◆ Aim of the task
Return the count of lines that hold the string "الشيخ", with no other words.

====

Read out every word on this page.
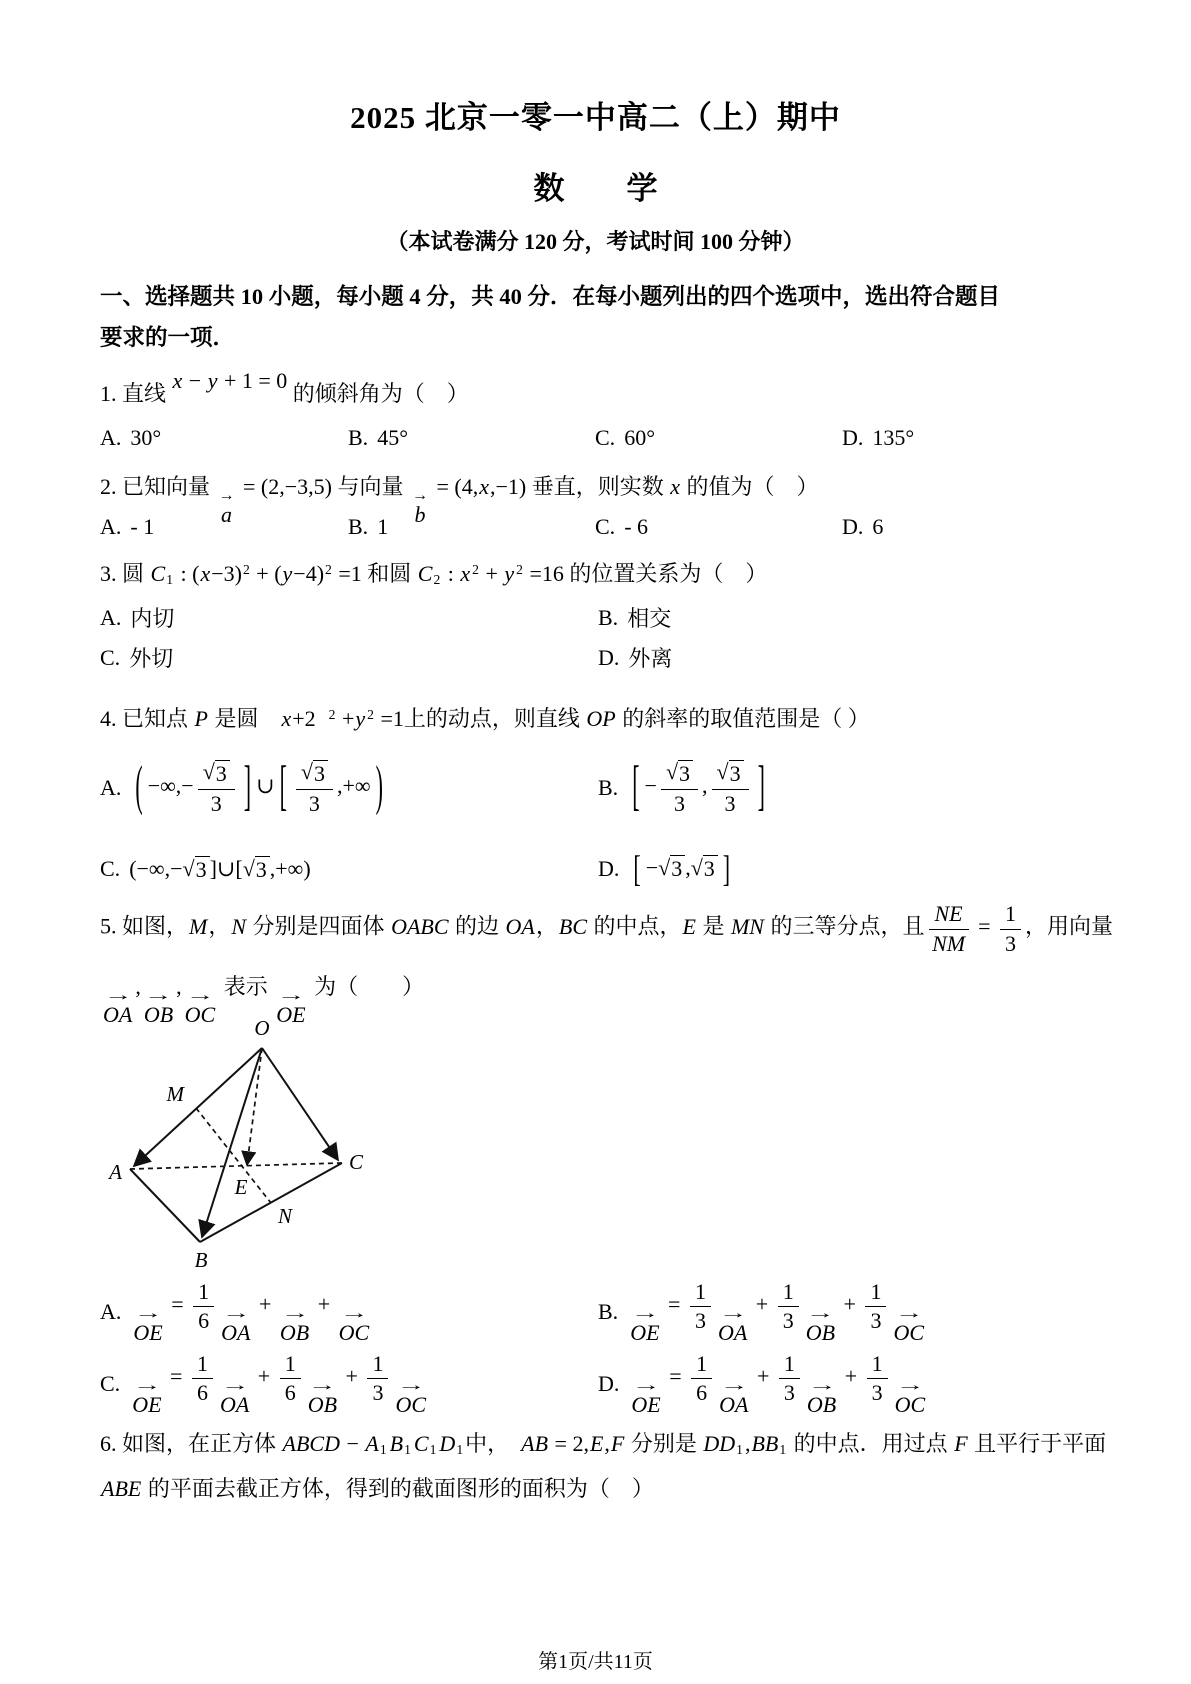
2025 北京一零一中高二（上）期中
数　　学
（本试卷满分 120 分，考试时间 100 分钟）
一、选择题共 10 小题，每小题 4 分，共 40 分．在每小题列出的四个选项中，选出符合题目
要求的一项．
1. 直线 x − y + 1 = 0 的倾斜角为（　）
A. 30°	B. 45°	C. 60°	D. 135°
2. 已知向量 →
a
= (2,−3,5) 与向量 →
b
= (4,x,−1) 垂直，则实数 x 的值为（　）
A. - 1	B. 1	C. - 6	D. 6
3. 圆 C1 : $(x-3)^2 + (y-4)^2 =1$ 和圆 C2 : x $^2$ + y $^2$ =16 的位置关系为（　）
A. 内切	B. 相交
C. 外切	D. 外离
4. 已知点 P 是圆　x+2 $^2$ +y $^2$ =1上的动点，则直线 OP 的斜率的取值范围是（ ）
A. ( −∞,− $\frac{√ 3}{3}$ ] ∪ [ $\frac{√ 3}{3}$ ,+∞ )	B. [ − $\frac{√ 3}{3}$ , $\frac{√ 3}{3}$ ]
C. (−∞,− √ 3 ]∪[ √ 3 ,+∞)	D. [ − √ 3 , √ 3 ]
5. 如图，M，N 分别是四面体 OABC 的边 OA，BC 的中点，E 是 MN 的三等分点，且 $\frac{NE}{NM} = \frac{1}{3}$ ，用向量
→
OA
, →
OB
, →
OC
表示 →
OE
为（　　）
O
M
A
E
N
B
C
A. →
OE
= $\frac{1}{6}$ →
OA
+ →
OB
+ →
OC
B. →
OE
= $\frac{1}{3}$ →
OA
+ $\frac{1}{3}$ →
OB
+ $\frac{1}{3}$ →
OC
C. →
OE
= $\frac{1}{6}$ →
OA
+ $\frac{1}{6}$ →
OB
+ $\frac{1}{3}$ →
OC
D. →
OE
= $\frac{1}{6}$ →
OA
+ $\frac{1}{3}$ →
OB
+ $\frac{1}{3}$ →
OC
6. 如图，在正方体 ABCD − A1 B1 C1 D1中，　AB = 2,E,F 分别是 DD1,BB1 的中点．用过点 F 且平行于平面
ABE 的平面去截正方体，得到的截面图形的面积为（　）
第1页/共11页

====

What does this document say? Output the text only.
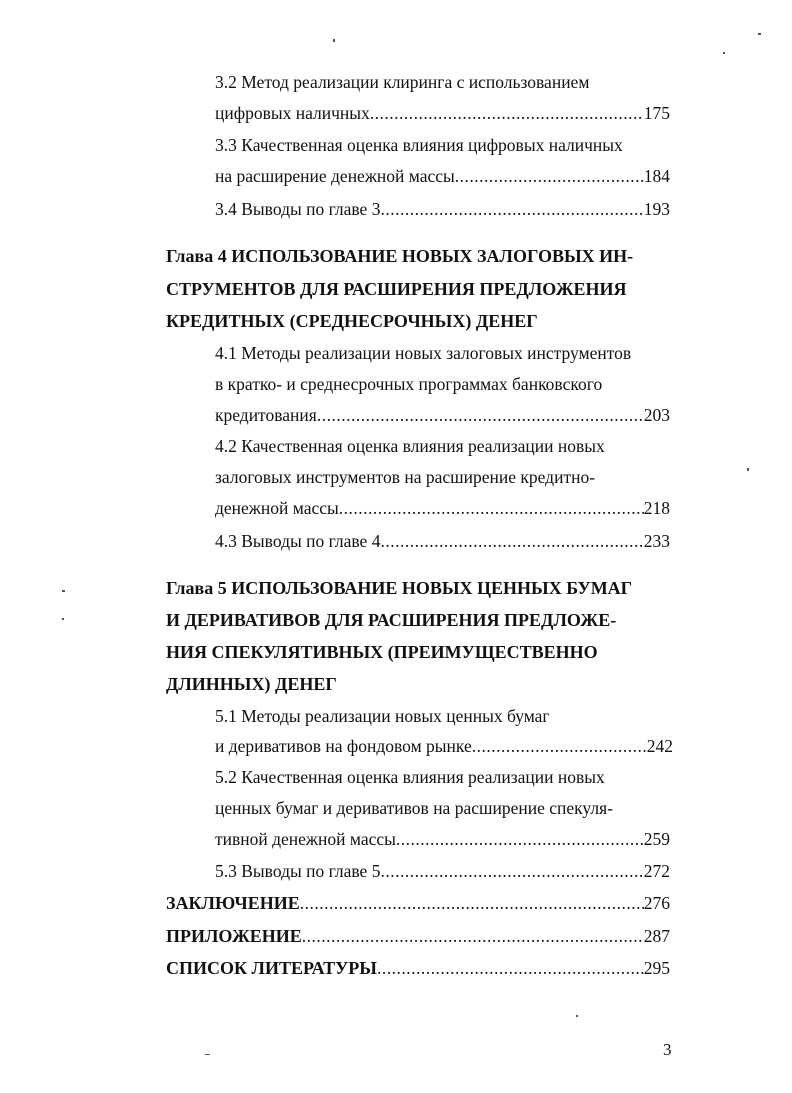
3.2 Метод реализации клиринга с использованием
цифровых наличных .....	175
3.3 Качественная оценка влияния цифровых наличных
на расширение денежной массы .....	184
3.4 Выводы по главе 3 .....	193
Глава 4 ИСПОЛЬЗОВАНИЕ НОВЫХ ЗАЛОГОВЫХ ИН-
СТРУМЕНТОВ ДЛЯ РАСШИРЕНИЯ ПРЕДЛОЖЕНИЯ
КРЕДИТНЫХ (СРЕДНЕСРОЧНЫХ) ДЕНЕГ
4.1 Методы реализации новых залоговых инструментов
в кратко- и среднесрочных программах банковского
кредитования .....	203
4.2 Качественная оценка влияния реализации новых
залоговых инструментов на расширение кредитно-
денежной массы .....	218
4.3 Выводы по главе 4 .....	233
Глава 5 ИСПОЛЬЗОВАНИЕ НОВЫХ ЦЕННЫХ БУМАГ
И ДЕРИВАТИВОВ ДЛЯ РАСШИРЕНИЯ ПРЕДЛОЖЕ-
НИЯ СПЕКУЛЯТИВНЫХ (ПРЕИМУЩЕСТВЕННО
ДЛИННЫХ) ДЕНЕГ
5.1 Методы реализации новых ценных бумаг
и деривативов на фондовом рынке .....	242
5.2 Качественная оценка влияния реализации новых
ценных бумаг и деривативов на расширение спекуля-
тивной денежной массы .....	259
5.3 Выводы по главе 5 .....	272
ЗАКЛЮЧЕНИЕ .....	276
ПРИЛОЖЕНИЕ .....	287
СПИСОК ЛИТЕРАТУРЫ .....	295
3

====

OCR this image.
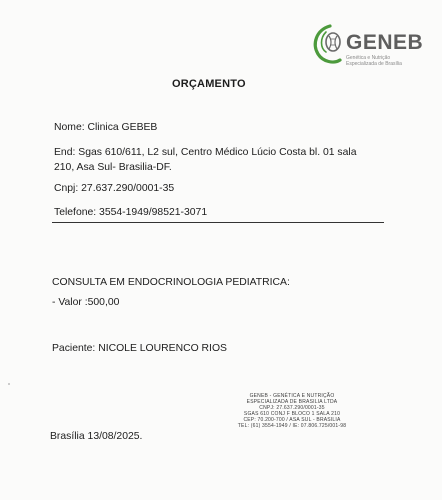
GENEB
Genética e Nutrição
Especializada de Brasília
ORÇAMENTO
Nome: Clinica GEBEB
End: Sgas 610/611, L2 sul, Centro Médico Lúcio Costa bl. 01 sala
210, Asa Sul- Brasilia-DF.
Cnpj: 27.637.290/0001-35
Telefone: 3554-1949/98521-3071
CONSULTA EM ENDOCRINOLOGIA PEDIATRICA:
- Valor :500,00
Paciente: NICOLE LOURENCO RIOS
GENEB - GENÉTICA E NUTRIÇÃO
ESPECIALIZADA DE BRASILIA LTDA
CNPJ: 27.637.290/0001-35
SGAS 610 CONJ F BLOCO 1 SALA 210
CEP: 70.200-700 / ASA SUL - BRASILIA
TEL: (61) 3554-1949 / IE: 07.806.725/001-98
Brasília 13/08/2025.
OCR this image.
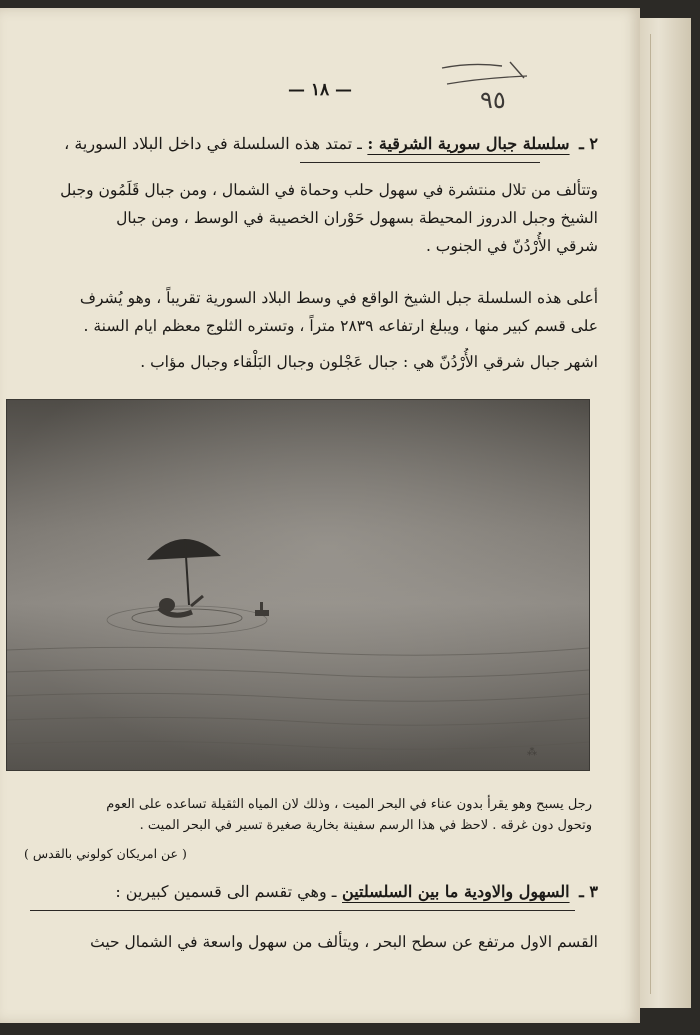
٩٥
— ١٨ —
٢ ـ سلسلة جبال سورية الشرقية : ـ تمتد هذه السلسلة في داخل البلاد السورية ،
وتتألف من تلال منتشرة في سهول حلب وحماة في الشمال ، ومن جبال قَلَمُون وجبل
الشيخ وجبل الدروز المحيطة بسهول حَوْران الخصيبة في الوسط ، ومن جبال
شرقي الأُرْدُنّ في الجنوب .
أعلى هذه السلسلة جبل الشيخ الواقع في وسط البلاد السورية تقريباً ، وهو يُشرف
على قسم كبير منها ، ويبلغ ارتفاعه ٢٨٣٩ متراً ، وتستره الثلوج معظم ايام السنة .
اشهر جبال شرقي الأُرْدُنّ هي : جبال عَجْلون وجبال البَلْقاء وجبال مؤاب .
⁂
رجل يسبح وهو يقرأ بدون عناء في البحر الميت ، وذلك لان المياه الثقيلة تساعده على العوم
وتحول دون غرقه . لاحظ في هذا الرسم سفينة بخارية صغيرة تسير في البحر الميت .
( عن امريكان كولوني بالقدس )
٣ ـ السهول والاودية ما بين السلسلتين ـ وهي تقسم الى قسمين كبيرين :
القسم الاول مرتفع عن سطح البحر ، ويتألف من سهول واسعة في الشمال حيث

====

◆ Written solution
2